Report all lines holding "gear".

☆ ☆ ☆ ☆

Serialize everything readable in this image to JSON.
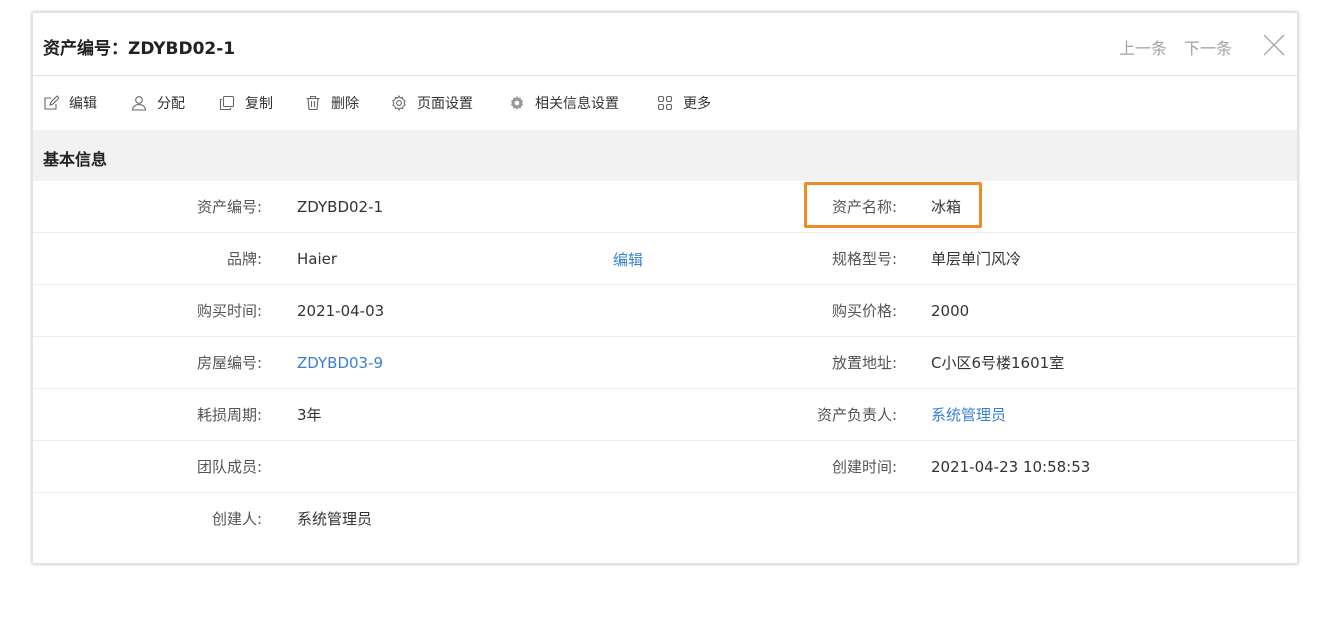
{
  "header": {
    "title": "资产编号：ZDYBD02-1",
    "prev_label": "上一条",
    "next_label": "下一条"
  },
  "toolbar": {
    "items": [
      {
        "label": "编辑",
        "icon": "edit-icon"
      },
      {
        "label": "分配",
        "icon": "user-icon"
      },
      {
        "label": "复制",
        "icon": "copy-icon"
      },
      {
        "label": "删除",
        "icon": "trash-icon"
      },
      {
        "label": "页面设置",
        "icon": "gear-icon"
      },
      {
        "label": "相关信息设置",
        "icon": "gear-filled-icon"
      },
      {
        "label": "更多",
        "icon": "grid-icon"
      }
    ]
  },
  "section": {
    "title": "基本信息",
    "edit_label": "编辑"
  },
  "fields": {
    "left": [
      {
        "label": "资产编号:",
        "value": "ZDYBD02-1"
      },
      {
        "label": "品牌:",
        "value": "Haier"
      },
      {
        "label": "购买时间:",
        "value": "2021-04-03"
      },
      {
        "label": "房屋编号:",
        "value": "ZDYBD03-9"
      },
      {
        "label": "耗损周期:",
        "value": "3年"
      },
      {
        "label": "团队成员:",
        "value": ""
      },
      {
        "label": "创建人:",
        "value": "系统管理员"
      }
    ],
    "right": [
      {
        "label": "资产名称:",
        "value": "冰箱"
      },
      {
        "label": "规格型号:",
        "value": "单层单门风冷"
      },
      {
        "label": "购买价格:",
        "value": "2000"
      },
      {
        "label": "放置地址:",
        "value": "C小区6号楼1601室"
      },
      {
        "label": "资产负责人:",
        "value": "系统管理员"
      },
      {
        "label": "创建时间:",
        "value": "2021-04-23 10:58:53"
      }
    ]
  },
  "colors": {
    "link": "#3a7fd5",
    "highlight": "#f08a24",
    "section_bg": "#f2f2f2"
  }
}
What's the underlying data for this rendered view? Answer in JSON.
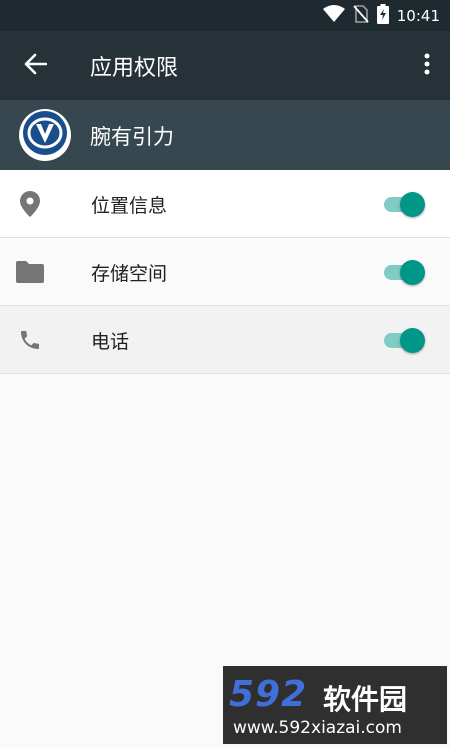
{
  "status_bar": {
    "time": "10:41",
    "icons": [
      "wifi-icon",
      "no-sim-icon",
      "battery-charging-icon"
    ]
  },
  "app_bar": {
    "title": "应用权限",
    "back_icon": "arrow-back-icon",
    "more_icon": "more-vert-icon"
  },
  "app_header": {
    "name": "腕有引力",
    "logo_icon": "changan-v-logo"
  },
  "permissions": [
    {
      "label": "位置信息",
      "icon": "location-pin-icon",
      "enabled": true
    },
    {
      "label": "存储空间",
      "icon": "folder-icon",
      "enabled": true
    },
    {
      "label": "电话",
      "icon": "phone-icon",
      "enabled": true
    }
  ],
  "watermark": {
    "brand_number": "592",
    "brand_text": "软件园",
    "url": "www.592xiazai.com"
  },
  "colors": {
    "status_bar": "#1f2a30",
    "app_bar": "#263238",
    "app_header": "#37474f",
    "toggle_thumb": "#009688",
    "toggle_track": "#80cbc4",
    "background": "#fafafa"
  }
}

☆ ☆ ☆ ☆

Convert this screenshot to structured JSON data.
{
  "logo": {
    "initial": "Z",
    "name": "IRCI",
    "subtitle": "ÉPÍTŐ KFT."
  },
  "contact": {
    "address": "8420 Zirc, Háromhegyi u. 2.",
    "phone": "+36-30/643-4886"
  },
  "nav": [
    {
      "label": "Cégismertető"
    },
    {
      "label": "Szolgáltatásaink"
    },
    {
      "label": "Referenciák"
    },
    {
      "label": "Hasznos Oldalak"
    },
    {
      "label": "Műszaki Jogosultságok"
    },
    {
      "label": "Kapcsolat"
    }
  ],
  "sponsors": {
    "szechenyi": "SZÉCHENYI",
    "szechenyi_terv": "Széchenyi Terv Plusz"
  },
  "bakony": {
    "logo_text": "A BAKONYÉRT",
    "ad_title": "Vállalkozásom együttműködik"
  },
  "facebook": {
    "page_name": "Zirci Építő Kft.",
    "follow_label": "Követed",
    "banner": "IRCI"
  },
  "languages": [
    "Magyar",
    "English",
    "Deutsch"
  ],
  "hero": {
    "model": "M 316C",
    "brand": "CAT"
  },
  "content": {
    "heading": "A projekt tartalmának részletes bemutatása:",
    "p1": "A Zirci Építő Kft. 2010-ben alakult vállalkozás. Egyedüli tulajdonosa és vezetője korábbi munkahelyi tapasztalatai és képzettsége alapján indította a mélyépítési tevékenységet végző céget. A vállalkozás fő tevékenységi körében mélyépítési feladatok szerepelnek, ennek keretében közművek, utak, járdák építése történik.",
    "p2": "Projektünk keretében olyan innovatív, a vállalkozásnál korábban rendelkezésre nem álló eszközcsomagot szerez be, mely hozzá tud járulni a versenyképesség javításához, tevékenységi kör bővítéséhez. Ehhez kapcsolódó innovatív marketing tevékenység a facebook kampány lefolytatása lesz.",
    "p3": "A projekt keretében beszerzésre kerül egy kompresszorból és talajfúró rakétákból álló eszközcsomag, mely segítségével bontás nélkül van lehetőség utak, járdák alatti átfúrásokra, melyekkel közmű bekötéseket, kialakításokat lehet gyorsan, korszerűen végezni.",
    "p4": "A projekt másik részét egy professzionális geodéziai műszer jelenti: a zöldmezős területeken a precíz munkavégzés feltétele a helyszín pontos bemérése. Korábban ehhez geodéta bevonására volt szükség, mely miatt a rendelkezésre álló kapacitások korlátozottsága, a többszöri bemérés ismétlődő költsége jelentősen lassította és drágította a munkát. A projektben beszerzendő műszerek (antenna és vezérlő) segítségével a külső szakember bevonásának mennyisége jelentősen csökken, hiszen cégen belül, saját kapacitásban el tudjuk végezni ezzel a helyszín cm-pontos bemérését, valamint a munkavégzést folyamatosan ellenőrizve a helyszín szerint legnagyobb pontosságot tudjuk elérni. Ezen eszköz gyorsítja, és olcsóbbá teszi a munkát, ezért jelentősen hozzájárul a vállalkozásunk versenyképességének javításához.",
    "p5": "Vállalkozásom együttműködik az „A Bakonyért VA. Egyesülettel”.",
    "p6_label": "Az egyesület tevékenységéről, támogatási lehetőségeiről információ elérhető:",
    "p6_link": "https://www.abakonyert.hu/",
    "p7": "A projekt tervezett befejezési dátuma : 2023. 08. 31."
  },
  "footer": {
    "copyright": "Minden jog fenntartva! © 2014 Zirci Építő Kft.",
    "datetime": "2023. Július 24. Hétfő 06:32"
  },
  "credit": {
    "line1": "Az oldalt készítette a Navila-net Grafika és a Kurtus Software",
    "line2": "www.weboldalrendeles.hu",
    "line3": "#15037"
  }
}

☆ ☆ ☆ ☆

## Full response
        "icon": "gear-icon"
        "icon": "gear-filled-icon"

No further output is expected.